GIVEN TASK — Each line holding the word "name" counts once; give the total and nothing more.

DATA PROVIDED —
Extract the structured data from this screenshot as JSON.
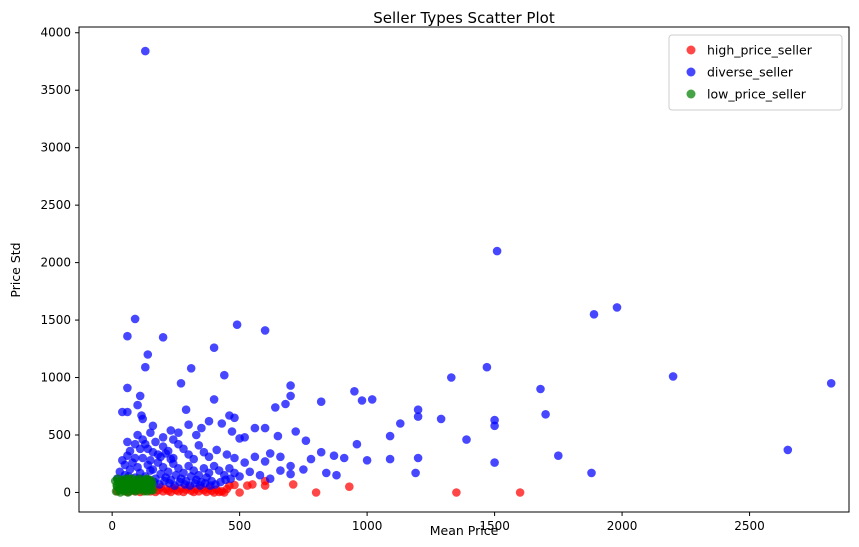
{
  "chart_data": {
    "type": "scatter",
    "title": "Seller Types Scatter Plot",
    "xlabel": "Mean Price",
    "ylabel": "Price Std",
    "xlim": [
      -130,
      2890
    ],
    "ylim": [
      -170,
      4050
    ],
    "xticks": [
      0,
      500,
      1000,
      1500,
      2000,
      2500
    ],
    "yticks": [
      0,
      500,
      1000,
      1500,
      2000,
      2500,
      3000,
      3500,
      4000
    ],
    "grid": false,
    "legend_position": "top-right",
    "series": [
      {
        "name": "high_price_seller",
        "color": "#ff0000",
        "points": [
          [
            20,
            10
          ],
          [
            35,
            25
          ],
          [
            50,
            15
          ],
          [
            60,
            5
          ],
          [
            70,
            30
          ],
          [
            80,
            20
          ],
          [
            90,
            10
          ],
          [
            100,
            35
          ],
          [
            110,
            5
          ],
          [
            120,
            25
          ],
          [
            130,
            15
          ],
          [
            140,
            40
          ],
          [
            150,
            10
          ],
          [
            160,
            30
          ],
          [
            170,
            5
          ],
          [
            180,
            20
          ],
          [
            190,
            45
          ],
          [
            200,
            10
          ],
          [
            210,
            30
          ],
          [
            220,
            15
          ],
          [
            230,
            5
          ],
          [
            240,
            40
          ],
          [
            250,
            20
          ],
          [
            260,
            10
          ],
          [
            270,
            35
          ],
          [
            280,
            5
          ],
          [
            290,
            25
          ],
          [
            300,
            45
          ],
          [
            310,
            15
          ],
          [
            320,
            5
          ],
          [
            330,
            30
          ],
          [
            340,
            10
          ],
          [
            350,
            40
          ],
          [
            360,
            20
          ],
          [
            370,
            5
          ],
          [
            380,
            35
          ],
          [
            390,
            15
          ],
          [
            400,
            0
          ],
          [
            410,
            25
          ],
          [
            420,
            5
          ],
          [
            430,
            10
          ],
          [
            440,
            0
          ],
          [
            450,
            30
          ],
          [
            460,
            60
          ],
          [
            480,
            65
          ],
          [
            500,
            0
          ],
          [
            530,
            60
          ],
          [
            550,
            70
          ],
          [
            600,
            60
          ],
          [
            600,
            100
          ],
          [
            710,
            70
          ],
          [
            800,
            0
          ],
          [
            930,
            50
          ],
          [
            1350,
            0
          ],
          [
            1600,
            0
          ]
        ]
      },
      {
        "name": "diverse_seller",
        "color": "#0000ff",
        "points": [
          [
            130,
            3840
          ],
          [
            1510,
            2100
          ],
          [
            1980,
            1610
          ],
          [
            1890,
            1550
          ],
          [
            90,
            1510
          ],
          [
            490,
            1460
          ],
          [
            600,
            1410
          ],
          [
            60,
            1360
          ],
          [
            200,
            1350
          ],
          [
            400,
            1260
          ],
          [
            140,
            1200
          ],
          [
            130,
            1090
          ],
          [
            310,
            1080
          ],
          [
            440,
            1020
          ],
          [
            2200,
            1010
          ],
          [
            1330,
            1000
          ],
          [
            1470,
            1090
          ],
          [
            270,
            950
          ],
          [
            700,
            930
          ],
          [
            2820,
            950
          ],
          [
            60,
            910
          ],
          [
            1680,
            900
          ],
          [
            950,
            880
          ],
          [
            400,
            810
          ],
          [
            980,
            800
          ],
          [
            1020,
            810
          ],
          [
            820,
            790
          ],
          [
            700,
            840
          ],
          [
            680,
            770
          ],
          [
            640,
            740
          ],
          [
            1700,
            680
          ],
          [
            1200,
            720
          ],
          [
            1130,
            600
          ],
          [
            1290,
            640
          ],
          [
            1500,
            630
          ],
          [
            1200,
            660
          ],
          [
            500,
            470
          ],
          [
            520,
            480
          ],
          [
            460,
            670
          ],
          [
            470,
            530
          ],
          [
            110,
            840
          ],
          [
            100,
            760
          ],
          [
            40,
            700
          ],
          [
            60,
            700
          ],
          [
            115,
            670
          ],
          [
            120,
            640
          ],
          [
            160,
            580
          ],
          [
            300,
            590
          ],
          [
            290,
            720
          ],
          [
            350,
            560
          ],
          [
            380,
            620
          ],
          [
            430,
            600
          ],
          [
            480,
            650
          ],
          [
            560,
            560
          ],
          [
            600,
            560
          ],
          [
            650,
            490
          ],
          [
            720,
            530
          ],
          [
            760,
            450
          ],
          [
            820,
            350
          ],
          [
            870,
            320
          ],
          [
            910,
            300
          ],
          [
            960,
            420
          ],
          [
            1000,
            280
          ],
          [
            1090,
            490
          ],
          [
            1090,
            290
          ],
          [
            1200,
            300
          ],
          [
            1190,
            170
          ],
          [
            1390,
            460
          ],
          [
            1500,
            580
          ],
          [
            1500,
            260
          ],
          [
            1750,
            320
          ],
          [
            1880,
            170
          ],
          [
            2650,
            370
          ],
          [
            60,
            440
          ],
          [
            90,
            420
          ],
          [
            120,
            460
          ],
          [
            140,
            380
          ],
          [
            160,
            350
          ],
          [
            180,
            330
          ],
          [
            200,
            400
          ],
          [
            220,
            360
          ],
          [
            240,
            300
          ],
          [
            260,
            420
          ],
          [
            280,
            380
          ],
          [
            300,
            330
          ],
          [
            320,
            290
          ],
          [
            340,
            410
          ],
          [
            360,
            350
          ],
          [
            380,
            310
          ],
          [
            410,
            370
          ],
          [
            450,
            330
          ],
          [
            480,
            300
          ],
          [
            520,
            260
          ],
          [
            560,
            310
          ],
          [
            600,
            270
          ],
          [
            620,
            340
          ],
          [
            660,
            310
          ],
          [
            700,
            230
          ],
          [
            750,
            200
          ],
          [
            780,
            290
          ],
          [
            840,
            170
          ],
          [
            880,
            150
          ],
          [
            40,
            280
          ],
          [
            60,
            320
          ],
          [
            80,
            260
          ],
          [
            100,
            220
          ],
          [
            120,
            300
          ],
          [
            140,
            240
          ],
          [
            160,
            200
          ],
          [
            180,
            260
          ],
          [
            200,
            220
          ],
          [
            220,
            180
          ],
          [
            240,
            250
          ],
          [
            260,
            210
          ],
          [
            280,
            170
          ],
          [
            300,
            230
          ],
          [
            320,
            190
          ],
          [
            340,
            150
          ],
          [
            360,
            210
          ],
          [
            380,
            170
          ],
          [
            400,
            230
          ],
          [
            420,
            190
          ],
          [
            440,
            150
          ],
          [
            460,
            210
          ],
          [
            480,
            170
          ],
          [
            500,
            140
          ],
          [
            540,
            180
          ],
          [
            580,
            150
          ],
          [
            620,
            120
          ],
          [
            660,
            190
          ],
          [
            700,
            160
          ],
          [
            30,
            180
          ],
          [
            50,
            150
          ],
          [
            70,
            200
          ],
          [
            90,
            130
          ],
          [
            110,
            170
          ],
          [
            130,
            140
          ],
          [
            150,
            190
          ],
          [
            170,
            120
          ],
          [
            190,
            160
          ],
          [
            210,
            130
          ],
          [
            230,
            110
          ],
          [
            250,
            150
          ],
          [
            270,
            120
          ],
          [
            290,
            100
          ],
          [
            310,
            140
          ],
          [
            330,
            110
          ],
          [
            350,
            90
          ],
          [
            370,
            130
          ],
          [
            390,
            100
          ],
          [
            20,
            120
          ],
          [
            45,
            100
          ],
          [
            65,
            140
          ],
          [
            85,
            90
          ],
          [
            105,
            120
          ],
          [
            125,
            80
          ],
          [
            145,
            110
          ],
          [
            165,
            90
          ],
          [
            185,
            70
          ],
          [
            205,
            100
          ],
          [
            225,
            80
          ],
          [
            245,
            60
          ],
          [
            265,
            90
          ],
          [
            285,
            70
          ],
          [
            305,
            60
          ],
          [
            325,
            80
          ],
          [
            345,
            60
          ],
          [
            365,
            80
          ],
          [
            385,
            60
          ],
          [
            405,
            70
          ],
          [
            425,
            90
          ],
          [
            445,
            110
          ],
          [
            465,
            120
          ],
          [
            200,
            480
          ],
          [
            240,
            460
          ],
          [
            100,
            500
          ],
          [
            150,
            520
          ],
          [
            230,
            540
          ],
          [
            260,
            520
          ],
          [
            330,
            500
          ],
          [
            50,
            240
          ],
          [
            70,
            360
          ],
          [
            90,
            300
          ],
          [
            110,
            380
          ],
          [
            130,
            420
          ],
          [
            150,
            280
          ],
          [
            170,
            440
          ],
          [
            190,
            310
          ],
          [
            210,
            340
          ],
          [
            230,
            290
          ]
        ]
      },
      {
        "name": "low_price_seller",
        "color": "#008000",
        "points": [
          [
            15,
            10
          ],
          [
            20,
            50
          ],
          [
            25,
            90
          ],
          [
            30,
            20
          ],
          [
            35,
            70
          ],
          [
            40,
            110
          ],
          [
            45,
            30
          ],
          [
            50,
            80
          ],
          [
            55,
            120
          ],
          [
            60,
            40
          ],
          [
            65,
            100
          ],
          [
            70,
            10
          ],
          [
            75,
            60
          ],
          [
            80,
            120
          ],
          [
            85,
            30
          ],
          [
            90,
            90
          ],
          [
            95,
            50
          ],
          [
            100,
            110
          ],
          [
            105,
            20
          ],
          [
            110,
            70
          ],
          [
            115,
            40
          ],
          [
            120,
            100
          ],
          [
            125,
            10
          ],
          [
            130,
            60
          ],
          [
            135,
            120
          ],
          [
            140,
            30
          ],
          [
            145,
            80
          ],
          [
            150,
            50
          ],
          [
            155,
            100
          ],
          [
            160,
            20
          ],
          [
            18,
            60
          ],
          [
            28,
            40
          ],
          [
            38,
            80
          ],
          [
            48,
            10
          ],
          [
            58,
            60
          ],
          [
            68,
            120
          ],
          [
            78,
            90
          ],
          [
            88,
            20
          ],
          [
            98,
            70
          ],
          [
            108,
            120
          ],
          [
            118,
            50
          ],
          [
            128,
            90
          ],
          [
            138,
            10
          ],
          [
            148,
            110
          ],
          [
            158,
            70
          ],
          [
            12,
            100
          ],
          [
            22,
            120
          ],
          [
            32,
            0
          ],
          [
            42,
            50
          ],
          [
            52,
            100
          ],
          [
            62,
            0
          ],
          [
            72,
            80
          ],
          [
            82,
            50
          ],
          [
            92,
            10
          ],
          [
            102,
            60
          ],
          [
            112,
            90
          ],
          [
            122,
            30
          ],
          [
            132,
            110
          ],
          [
            142,
            60
          ],
          [
            152,
            20
          ]
        ]
      }
    ]
  }
}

TASK ANSWER — 3